• **Given records**:
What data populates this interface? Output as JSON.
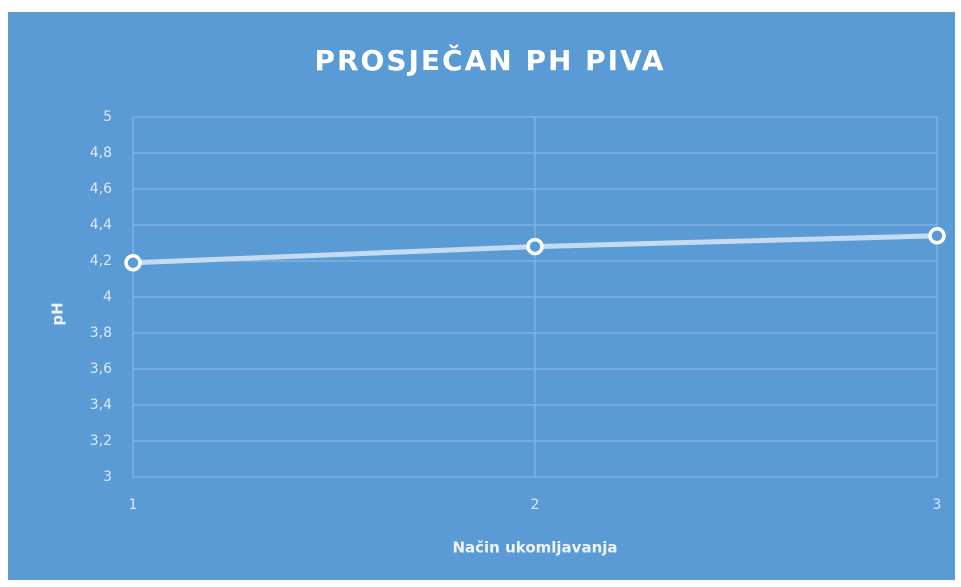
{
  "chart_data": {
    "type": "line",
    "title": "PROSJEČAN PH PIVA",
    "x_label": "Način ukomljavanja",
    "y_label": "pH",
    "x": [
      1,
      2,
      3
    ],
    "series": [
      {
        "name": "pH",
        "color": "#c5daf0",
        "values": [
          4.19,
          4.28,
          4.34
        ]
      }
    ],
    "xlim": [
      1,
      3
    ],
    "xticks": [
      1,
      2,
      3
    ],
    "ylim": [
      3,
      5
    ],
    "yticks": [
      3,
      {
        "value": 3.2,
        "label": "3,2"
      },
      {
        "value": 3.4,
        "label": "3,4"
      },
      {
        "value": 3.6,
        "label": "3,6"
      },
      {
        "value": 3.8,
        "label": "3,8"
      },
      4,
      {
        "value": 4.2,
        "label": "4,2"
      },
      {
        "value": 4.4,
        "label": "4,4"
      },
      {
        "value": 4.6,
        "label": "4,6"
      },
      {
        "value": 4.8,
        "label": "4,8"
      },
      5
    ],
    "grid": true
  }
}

• **Task brief**: Without the pictures, retype the whole of the material above exactly.

• **Result of the task**:
What data populates this interface? Output as JSON.
{
  "chart_data": {
    "type": "line",
    "title": "PROSJEČAN PH PIVA",
    "x_label": "Način ukomljavanja",
    "y_label": "pH",
    "x": [
      1,
      2,
      3
    ],
    "series": [
      {
        "name": "pH",
        "color": "#c5daf0",
        "values": [
          4.19,
          4.28,
          4.34
        ]
      }
    ],
    "xlim": [
      1,
      3
    ],
    "xticks": [
      1,
      2,
      3
    ],
    "ylim": [
      3,
      5
    ],
    "yticks": [
      3,
      {
        "value": 3.2,
        "label": "3,2"
      },
      {
        "value": 3.4,
        "label": "3,4"
      },
      {
        "value": 3.6,
        "label": "3,6"
      },
      {
        "value": 3.8,
        "label": "3,8"
      },
      4,
      {
        "value": 4.2,
        "label": "4,2"
      },
      {
        "value": 4.4,
        "label": "4,4"
      },
      {
        "value": 4.6,
        "label": "4,6"
      },
      {
        "value": 4.8,
        "label": "4,8"
      },
      5
    ],
    "grid": true
  }
}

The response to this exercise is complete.